**Excerpted records:**
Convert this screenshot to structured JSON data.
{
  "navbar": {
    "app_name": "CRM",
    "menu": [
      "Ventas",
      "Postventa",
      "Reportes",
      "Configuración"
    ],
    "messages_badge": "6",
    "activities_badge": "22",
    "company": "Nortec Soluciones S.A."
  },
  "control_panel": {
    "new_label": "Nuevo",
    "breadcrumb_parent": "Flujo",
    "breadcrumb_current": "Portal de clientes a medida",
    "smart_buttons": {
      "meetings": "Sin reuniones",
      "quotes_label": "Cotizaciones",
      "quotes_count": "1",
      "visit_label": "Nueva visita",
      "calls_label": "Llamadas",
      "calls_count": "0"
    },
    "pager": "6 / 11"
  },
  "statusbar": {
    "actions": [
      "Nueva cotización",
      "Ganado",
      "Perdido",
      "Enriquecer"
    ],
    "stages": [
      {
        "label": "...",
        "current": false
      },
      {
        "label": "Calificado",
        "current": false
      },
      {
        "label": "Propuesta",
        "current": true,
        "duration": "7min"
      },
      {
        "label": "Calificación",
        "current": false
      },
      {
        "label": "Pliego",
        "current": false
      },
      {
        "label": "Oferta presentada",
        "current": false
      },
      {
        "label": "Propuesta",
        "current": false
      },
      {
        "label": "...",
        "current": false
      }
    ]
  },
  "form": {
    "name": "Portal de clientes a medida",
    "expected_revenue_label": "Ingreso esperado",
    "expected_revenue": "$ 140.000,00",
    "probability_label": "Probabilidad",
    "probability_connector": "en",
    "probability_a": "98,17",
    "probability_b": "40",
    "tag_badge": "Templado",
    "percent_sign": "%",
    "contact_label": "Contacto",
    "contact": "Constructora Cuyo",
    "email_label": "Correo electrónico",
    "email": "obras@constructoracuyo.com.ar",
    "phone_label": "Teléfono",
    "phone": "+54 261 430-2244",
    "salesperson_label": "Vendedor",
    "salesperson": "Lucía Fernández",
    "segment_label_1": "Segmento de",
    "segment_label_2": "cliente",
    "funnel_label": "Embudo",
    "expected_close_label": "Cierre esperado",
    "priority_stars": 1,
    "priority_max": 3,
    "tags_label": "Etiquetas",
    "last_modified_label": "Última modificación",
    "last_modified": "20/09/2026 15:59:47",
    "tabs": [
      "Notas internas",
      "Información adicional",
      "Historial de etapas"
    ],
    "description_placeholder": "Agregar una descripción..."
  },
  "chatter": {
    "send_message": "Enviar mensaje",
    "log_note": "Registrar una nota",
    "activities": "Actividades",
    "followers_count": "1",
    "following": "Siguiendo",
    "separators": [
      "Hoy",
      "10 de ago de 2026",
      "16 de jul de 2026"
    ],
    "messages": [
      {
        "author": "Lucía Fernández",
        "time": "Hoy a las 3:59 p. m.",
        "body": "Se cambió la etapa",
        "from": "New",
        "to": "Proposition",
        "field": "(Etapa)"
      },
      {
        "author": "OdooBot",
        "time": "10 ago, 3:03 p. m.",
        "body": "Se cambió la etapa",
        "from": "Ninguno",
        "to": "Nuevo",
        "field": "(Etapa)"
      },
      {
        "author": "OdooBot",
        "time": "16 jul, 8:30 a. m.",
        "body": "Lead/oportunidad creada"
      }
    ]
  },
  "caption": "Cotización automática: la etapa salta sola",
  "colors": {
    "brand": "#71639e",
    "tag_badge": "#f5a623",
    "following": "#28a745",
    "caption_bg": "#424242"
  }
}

**Your task:**
Give a word-for-word copy of the records.

**Output for this exercise:**
Convert this screenshot to structured JSON data.
{
  "navbar": {
    "app_name": "CRM",
    "menu": [
      "Ventas",
      "Postventa",
      "Reportes",
      "Configuración"
    ],
    "messages_badge": "6",
    "activities_badge": "22",
    "company": "Nortec Soluciones S.A."
  },
  "control_panel": {
    "new_label": "Nuevo",
    "breadcrumb_parent": "Flujo",
    "breadcrumb_current": "Portal de clientes a medida",
    "smart_buttons": {
      "meetings": "Sin reuniones",
      "quotes_label": "Cotizaciones",
      "quotes_count": "1",
      "visit_label": "Nueva visita",
      "calls_label": "Llamadas",
      "calls_count": "0"
    },
    "pager": "6 / 11"
  },
  "statusbar": {
    "actions": [
      "Nueva cotización",
      "Ganado",
      "Perdido",
      "Enriquecer"
    ],
    "stages": [
      {
        "label": "...",
        "current": false
      },
      {
        "label": "Calificado",
        "current": false
      },
      {
        "label": "Propuesta",
        "current": true,
        "duration": "7min"
      },
      {
        "label": "Calificación",
        "current": false
      },
      {
        "label": "Pliego",
        "current": false
      },
      {
        "label": "Oferta presentada",
        "current": false
      },
      {
        "label": "Propuesta",
        "current": false
      },
      {
        "label": "...",
        "current": false
      }
    ]
  },
  "form": {
    "name": "Portal de clientes a medida",
    "expected_revenue_label": "Ingreso esperado",
    "expected_revenue": "$ 140.000,00",
    "probability_label": "Probabilidad",
    "probability_connector": "en",
    "probability_a": "98,17",
    "probability_b": "40",
    "tag_badge": "Templado",
    "percent_sign": "%",
    "contact_label": "Contacto",
    "contact": "Constructora Cuyo",
    "email_label": "Correo electrónico",
    "email": "obras@constructoracuyo.com.ar",
    "phone_label": "Teléfono",
    "phone": "+54 261 430-2244",
    "salesperson_label": "Vendedor",
    "salesperson": "Lucía Fernández",
    "segment_label_1": "Segmento de",
    "segment_label_2": "cliente",
    "funnel_label": "Embudo",
    "expected_close_label": "Cierre esperado",
    "priority_stars": 1,
    "priority_max": 3,
    "tags_label": "Etiquetas",
    "last_modified_label": "Última modificación",
    "last_modified": "20/09/2026 15:59:47",
    "tabs": [
      "Notas internas",
      "Información adicional",
      "Historial de etapas"
    ],
    "description_placeholder": "Agregar una descripción..."
  },
  "chatter": {
    "send_message": "Enviar mensaje",
    "log_note": "Registrar una nota",
    "activities": "Actividades",
    "followers_count": "1",
    "following": "Siguiendo",
    "separators": [
      "Hoy",
      "10 de ago de 2026",
      "16 de jul de 2026"
    ],
    "messages": [
      {
        "author": "Lucía Fernández",
        "time": "Hoy a las 3:59 p. m.",
        "body": "Se cambió la etapa",
        "from": "New",
        "to": "Proposition",
        "field": "(Etapa)"
      },
      {
        "author": "OdooBot",
        "time": "10 ago, 3:03 p. m.",
        "body": "Se cambió la etapa",
        "from": "Ninguno",
        "to": "Nuevo",
        "field": "(Etapa)"
      },
      {
        "author": "OdooBot",
        "time": "16 jul, 8:30 a. m.",
        "body": "Lead/oportunidad creada"
      }
    ]
  },
  "caption": "Cotización automática: la etapa salta sola",
  "colors": {
    "brand": "#71639e",
    "tag_badge": "#f5a623",
    "following": "#28a745",
    "caption_bg": "#424242"
  }
}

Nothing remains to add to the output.